Part of a data file:
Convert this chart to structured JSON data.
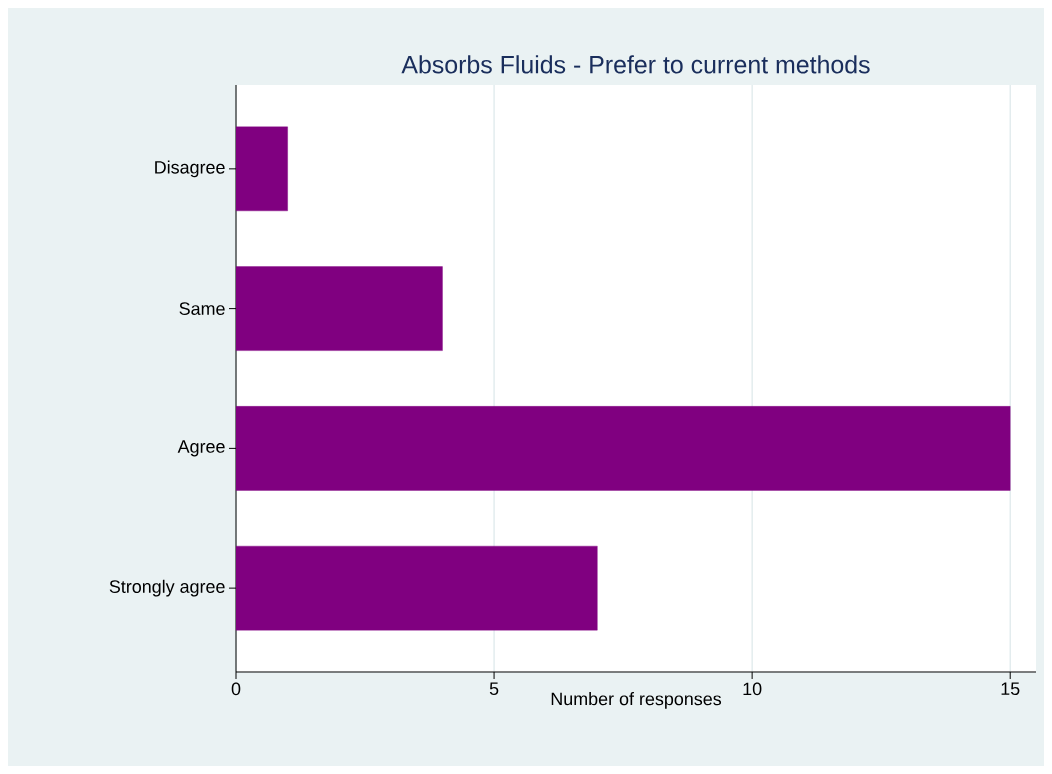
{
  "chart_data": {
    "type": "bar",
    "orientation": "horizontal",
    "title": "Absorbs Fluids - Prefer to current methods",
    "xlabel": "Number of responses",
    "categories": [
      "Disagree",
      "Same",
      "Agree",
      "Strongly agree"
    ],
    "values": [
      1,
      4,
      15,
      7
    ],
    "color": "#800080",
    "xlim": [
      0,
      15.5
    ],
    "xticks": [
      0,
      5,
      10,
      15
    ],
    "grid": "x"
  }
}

__Job__
Give all the lines above again, character for character, without pictures.

__Exercise output__
Convert this chart to structured JSON data.
{
  "chart_data": {
    "type": "bar",
    "orientation": "horizontal",
    "title": "Absorbs Fluids - Prefer to current methods",
    "xlabel": "Number of responses",
    "categories": [
      "Disagree",
      "Same",
      "Agree",
      "Strongly agree"
    ],
    "values": [
      1,
      4,
      15,
      7
    ],
    "color": "#800080",
    "xlim": [
      0,
      15.5
    ],
    "xticks": [
      0,
      5,
      10,
      15
    ],
    "grid": "x"
  }
}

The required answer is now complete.